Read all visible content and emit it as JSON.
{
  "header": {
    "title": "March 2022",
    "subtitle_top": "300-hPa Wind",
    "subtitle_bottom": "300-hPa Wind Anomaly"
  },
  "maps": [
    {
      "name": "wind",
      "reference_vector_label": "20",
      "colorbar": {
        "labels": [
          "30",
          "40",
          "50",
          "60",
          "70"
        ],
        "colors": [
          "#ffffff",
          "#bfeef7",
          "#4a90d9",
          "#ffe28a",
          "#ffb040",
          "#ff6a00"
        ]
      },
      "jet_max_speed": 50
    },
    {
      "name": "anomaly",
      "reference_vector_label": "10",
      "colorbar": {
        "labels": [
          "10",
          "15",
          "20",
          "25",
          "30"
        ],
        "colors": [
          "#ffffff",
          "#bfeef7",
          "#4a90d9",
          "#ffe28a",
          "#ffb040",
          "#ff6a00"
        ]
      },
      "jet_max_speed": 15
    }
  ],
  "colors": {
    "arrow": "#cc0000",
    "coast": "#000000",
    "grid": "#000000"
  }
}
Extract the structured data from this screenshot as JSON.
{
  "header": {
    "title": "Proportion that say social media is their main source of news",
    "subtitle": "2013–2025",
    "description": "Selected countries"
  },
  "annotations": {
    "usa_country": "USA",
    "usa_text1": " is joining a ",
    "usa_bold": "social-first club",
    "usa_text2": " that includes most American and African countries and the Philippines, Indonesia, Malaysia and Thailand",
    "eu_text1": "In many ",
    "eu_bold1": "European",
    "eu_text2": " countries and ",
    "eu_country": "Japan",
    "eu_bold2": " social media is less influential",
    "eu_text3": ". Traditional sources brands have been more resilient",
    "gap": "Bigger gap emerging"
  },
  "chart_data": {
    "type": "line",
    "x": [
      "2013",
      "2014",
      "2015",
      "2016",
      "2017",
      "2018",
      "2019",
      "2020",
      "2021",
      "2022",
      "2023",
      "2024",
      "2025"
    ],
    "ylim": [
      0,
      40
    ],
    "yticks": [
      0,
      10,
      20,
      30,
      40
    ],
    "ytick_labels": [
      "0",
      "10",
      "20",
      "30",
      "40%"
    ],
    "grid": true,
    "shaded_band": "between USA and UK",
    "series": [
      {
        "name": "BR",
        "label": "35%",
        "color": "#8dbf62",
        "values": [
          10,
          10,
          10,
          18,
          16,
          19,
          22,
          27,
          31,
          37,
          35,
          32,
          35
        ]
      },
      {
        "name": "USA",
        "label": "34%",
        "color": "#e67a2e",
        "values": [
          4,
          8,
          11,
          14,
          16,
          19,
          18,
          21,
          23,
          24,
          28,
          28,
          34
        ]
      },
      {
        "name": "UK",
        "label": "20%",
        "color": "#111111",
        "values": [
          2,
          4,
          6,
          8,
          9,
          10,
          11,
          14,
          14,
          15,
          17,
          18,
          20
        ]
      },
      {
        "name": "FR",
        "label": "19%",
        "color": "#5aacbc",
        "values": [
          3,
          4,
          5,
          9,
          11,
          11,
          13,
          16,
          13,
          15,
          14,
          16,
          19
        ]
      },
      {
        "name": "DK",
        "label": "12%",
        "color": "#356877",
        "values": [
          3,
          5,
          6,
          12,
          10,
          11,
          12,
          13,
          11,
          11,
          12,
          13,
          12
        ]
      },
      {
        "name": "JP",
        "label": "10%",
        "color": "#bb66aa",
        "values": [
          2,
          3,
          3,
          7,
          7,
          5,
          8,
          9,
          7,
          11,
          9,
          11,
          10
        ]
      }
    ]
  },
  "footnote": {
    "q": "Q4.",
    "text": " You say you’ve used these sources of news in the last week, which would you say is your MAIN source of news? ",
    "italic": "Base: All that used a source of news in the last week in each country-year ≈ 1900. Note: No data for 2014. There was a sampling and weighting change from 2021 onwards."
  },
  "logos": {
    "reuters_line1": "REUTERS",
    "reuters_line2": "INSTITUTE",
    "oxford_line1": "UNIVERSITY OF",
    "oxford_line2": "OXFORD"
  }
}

-------

EXERCISE: Return each entry from above without altering a single character.

EXERCISE SOLUTION:
Read all visible content and emit it as JSON.
{
  "header": {
    "title": "March 2022",
    "subtitle_top": "300-hPa Wind",
    "subtitle_bottom": "300-hPa Wind Anomaly"
  },
  "maps": [
    {
      "name": "wind",
      "reference_vector_label": "20",
      "colorbar": {
        "labels": [
          "30",
          "40",
          "50",
          "60",
          "70"
        ],
        "colors": [
          "#ffffff",
          "#bfeef7",
          "#4a90d9",
          "#ffe28a",
          "#ffb040",
          "#ff6a00"
        ]
      },
      "jet_max_speed": 50
    },
    {
      "name": "anomaly",
      "reference_vector_label": "10",
      "colorbar": {
        "labels": [
          "10",
          "15",
          "20",
          "25",
          "30"
        ],
        "colors": [
          "#ffffff",
          "#bfeef7",
          "#4a90d9",
          "#ffe28a",
          "#ffb040",
          "#ff6a00"
        ]
      },
      "jet_max_speed": 15
    }
  ],
  "colors": {
    "arrow": "#cc0000",
    "coast": "#000000",
    "grid": "#000000"
  }
}
Extract the structured data from this screenshot as JSON.
{
  "header": {
    "title": "Proportion that say social media is their main source of news",
    "subtitle": "2013–2025",
    "description": "Selected countries"
  },
  "annotations": {
    "usa_country": "USA",
    "usa_text1": " is joining a ",
    "usa_bold": "social-first club",
    "usa_text2": " that includes most American and African countries and the Philippines, Indonesia, Malaysia and Thailand",
    "eu_text1": "In many ",
    "eu_bold1": "European",
    "eu_text2": " countries and ",
    "eu_country": "Japan",
    "eu_bold2": " social media is less influential",
    "eu_text3": ". Traditional sources brands have been more resilient",
    "gap": "Bigger gap emerging"
  },
  "chart_data": {
    "type": "line",
    "x": [
      "2013",
      "2014",
      "2015",
      "2016",
      "2017",
      "2018",
      "2019",
      "2020",
      "2021",
      "2022",
      "2023",
      "2024",
      "2025"
    ],
    "ylim": [
      0,
      40
    ],
    "yticks": [
      0,
      10,
      20,
      30,
      40
    ],
    "ytick_labels": [
      "0",
      "10",
      "20",
      "30",
      "40%"
    ],
    "grid": true,
    "shaded_band": "between USA and UK",
    "series": [
      {
        "name": "BR",
        "label": "35%",
        "color": "#8dbf62",
        "values": [
          10,
          10,
          10,
          18,
          16,
          19,
          22,
          27,
          31,
          37,
          35,
          32,
          35
        ]
      },
      {
        "name": "USA",
        "label": "34%",
        "color": "#e67a2e",
        "values": [
          4,
          8,
          11,
          14,
          16,
          19,
          18,
          21,
          23,
          24,
          28,
          28,
          34
        ]
      },
      {
        "name": "UK",
        "label": "20%",
        "color": "#111111",
        "values": [
          2,
          4,
          6,
          8,
          9,
          10,
          11,
          14,
          14,
          15,
          17,
          18,
          20
        ]
      },
      {
        "name": "FR",
        "label": "19%",
        "color": "#5aacbc",
        "values": [
          3,
          4,
          5,
          9,
          11,
          11,
          13,
          16,
          13,
          15,
          14,
          16,
          19
        ]
      },
      {
        "name": "DK",
        "label": "12%",
        "color": "#356877",
        "values": [
          3,
          5,
          6,
          12,
          10,
          11,
          12,
          13,
          11,
          11,
          12,
          13,
          12
        ]
      },
      {
        "name": "JP",
        "label": "10%",
        "color": "#bb66aa",
        "values": [
          2,
          3,
          3,
          7,
          7,
          5,
          8,
          9,
          7,
          11,
          9,
          11,
          10
        ]
      }
    ]
  },
  "footnote": {
    "q": "Q4.",
    "text": " You say you’ve used these sources of news in the last week, which would you say is your MAIN source of news? ",
    "italic": "Base: All that used a source of news in the last week in each country-year ≈ 1900. Note: No data for 2014. There was a sampling and weighting change from 2021 onwards."
  },
  "logos": {
    "reuters_line1": "REUTERS",
    "reuters_line2": "INSTITUTE",
    "oxford_line1": "UNIVERSITY OF",
    "oxford_line2": "OXFORD"
  }
}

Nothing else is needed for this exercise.